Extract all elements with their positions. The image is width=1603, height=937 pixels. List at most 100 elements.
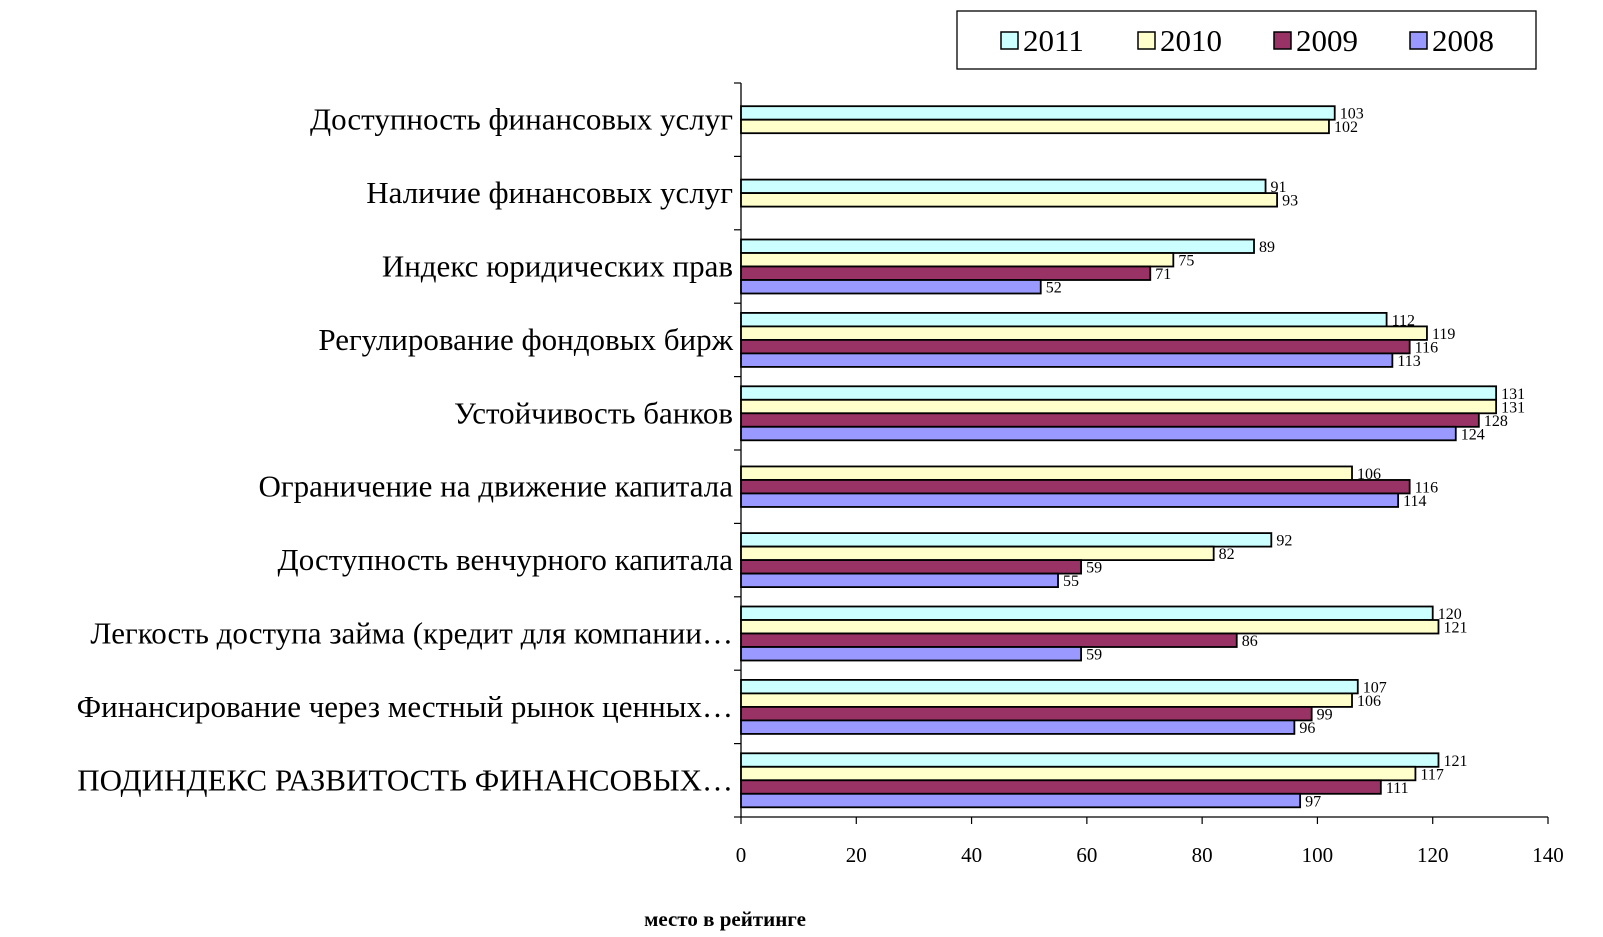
data-label-2008: 59 <box>1086 647 1102 664</box>
data-label-2011: 121 <box>1443 753 1467 770</box>
data-label-2010: 82 <box>1219 546 1235 563</box>
data-label-2010: 106 <box>1357 693 1381 710</box>
bar-2009 <box>740 632 1238 648</box>
bar-2008 <box>740 792 1302 809</box>
x-tick-label: 40 <box>961 843 982 867</box>
x-tick-label: 80 <box>1192 843 1213 867</box>
legend-swatch-2011 <box>1000 31 1019 50</box>
bar-2008 <box>740 719 1296 735</box>
data-labels: 1031029193897571521121191161131311311281… <box>1046 106 1525 811</box>
category-label: Финансирование через местный рынок ценны… <box>77 689 733 724</box>
data-label-2011: 91 <box>1271 179 1287 196</box>
x-tick-label: 100 <box>1302 843 1334 867</box>
bar-2009 <box>740 479 1411 495</box>
x-tick-label: 20 <box>846 843 867 867</box>
data-label-2008: 52 <box>1046 280 1062 297</box>
bar-2011 <box>740 238 1255 254</box>
legend-swatch-2009 <box>1273 31 1292 50</box>
legend-box <box>956 10 1537 70</box>
data-label-2011: 92 <box>1276 533 1292 550</box>
bar-2010 <box>740 692 1353 708</box>
legend: 2011 2010 2009 2008 <box>956 10 1537 70</box>
data-label-2010: 106 <box>1357 466 1381 483</box>
data-label-2010: 102 <box>1334 119 1358 136</box>
bar-2011 <box>740 105 1336 121</box>
bar-2008 <box>740 279 1042 295</box>
bars <box>740 105 1498 809</box>
bar-2008 <box>740 572 1059 588</box>
legend-label-2011: 2011 <box>1023 23 1084 58</box>
bar-2011 <box>740 532 1273 548</box>
category-label: Регулирование фондовых бирж <box>318 322 733 357</box>
bar-2010 <box>740 465 1353 481</box>
data-label-2010: 117 <box>1420 766 1443 783</box>
bar-2010 <box>740 619 1440 635</box>
legend-swatch-2008 <box>1409 31 1428 50</box>
category-label: Индекс юридических прав <box>382 249 733 284</box>
bar-2009 <box>740 412 1480 428</box>
data-label-2009: 86 <box>1242 633 1258 650</box>
data-label-2010: 93 <box>1282 193 1298 210</box>
x-tick-label: 120 <box>1417 843 1449 867</box>
bar-2009 <box>740 559 1082 575</box>
bar-2011 <box>740 178 1267 195</box>
bar-2009 <box>740 779 1382 795</box>
legend-label-2010: 2010 <box>1160 23 1222 58</box>
data-label-2010: 131 <box>1501 399 1525 416</box>
x-tick-label: 0 <box>736 843 747 867</box>
bar-2010 <box>740 545 1215 561</box>
category-label: Доступность венчурного капитала <box>278 542 734 577</box>
data-label-2008: 114 <box>1403 493 1426 510</box>
bar-2010 <box>740 398 1498 415</box>
data-label-2011: 131 <box>1501 386 1525 403</box>
bar-2008 <box>740 425 1457 442</box>
bar-2011 <box>740 311 1388 328</box>
bar-2010 <box>740 192 1278 208</box>
data-label-2011: 89 <box>1259 239 1275 256</box>
data-label-2009: 111 <box>1386 780 1409 797</box>
data-label-2008: 96 <box>1299 720 1315 737</box>
bar-2011 <box>740 605 1434 621</box>
bar-2008 <box>740 492 1400 508</box>
data-label-2008: 124 <box>1461 426 1485 443</box>
bar-2010 <box>740 325 1428 341</box>
x-tick-label: 60 <box>1076 843 1097 867</box>
bar-2011 <box>740 752 1440 768</box>
category-label: ПОДИНДЕКС РАЗВИТОСТЬ ФИНАНСОВЫХ… <box>77 762 733 797</box>
legend-label-2008: 2008 <box>1432 23 1494 58</box>
data-label-2009: 71 <box>1155 266 1171 283</box>
legend-label-2009: 2009 <box>1296 23 1358 58</box>
x-tick-label: 140 <box>1532 843 1564 867</box>
bar-2009 <box>740 265 1152 281</box>
bar-2008 <box>740 352 1394 368</box>
bar-2011 <box>740 679 1359 695</box>
data-label-2011: 112 <box>1392 312 1415 329</box>
data-label-2011: 103 <box>1340 106 1364 123</box>
category-label: Наличие финансовых услуг <box>366 175 733 210</box>
bar-2010 <box>740 252 1175 268</box>
category-label: Легкость доступа займа (кредит для компа… <box>90 616 733 651</box>
legend-swatch-2010 <box>1137 31 1156 50</box>
bar-2010 <box>740 118 1330 135</box>
bar-2009 <box>740 338 1411 355</box>
data-label-2011: 120 <box>1438 606 1462 623</box>
data-label-2009: 99 <box>1317 706 1333 723</box>
category-label: Ограничение на движение капитала <box>259 469 734 504</box>
data-label-2011: 107 <box>1363 679 1387 696</box>
x-axis-title: место в рейтинге <box>644 907 806 931</box>
data-label-2009: 116 <box>1415 479 1438 496</box>
data-label-2008: 97 <box>1305 793 1321 810</box>
data-label-2009: 116 <box>1415 339 1438 356</box>
data-label-2010: 75 <box>1178 253 1194 270</box>
data-label-2008: 113 <box>1397 353 1420 370</box>
data-label-2008: 55 <box>1063 573 1079 590</box>
bar-2010 <box>740 765 1417 782</box>
bar-2011 <box>740 385 1498 401</box>
data-label-2009: 128 <box>1484 413 1508 430</box>
bar-2008 <box>740 646 1082 662</box>
category-labels: Доступность финансовых услуг Наличие фина… <box>77 102 734 798</box>
category-label: Устойчивость банков <box>454 395 733 430</box>
data-label-2010: 119 <box>1432 326 1455 343</box>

* Task statement
Copy out, word for word, the lines from the one containing "data-label-2008: 59 <box>1086" to the one containing "bar-2008 <box>740 719 1296 735</box>", both included.

* Task result
data-label-2008: 59 <box>1086 647 1102 664</box>
data-label-2011: 121 <box>1443 753 1467 770</box>
data-label-2010: 82 <box>1219 546 1235 563</box>
data-label-2010: 106 <box>1357 693 1381 710</box>
bar-2009 <box>740 632 1238 648</box>
bar-2008 <box>740 792 1302 809</box>
x-tick-label: 40 <box>961 843 982 867</box>
x-tick-label: 80 <box>1192 843 1213 867</box>
legend-swatch-2011 <box>1000 31 1019 50</box>
bar-2008 <box>740 719 1296 735</box>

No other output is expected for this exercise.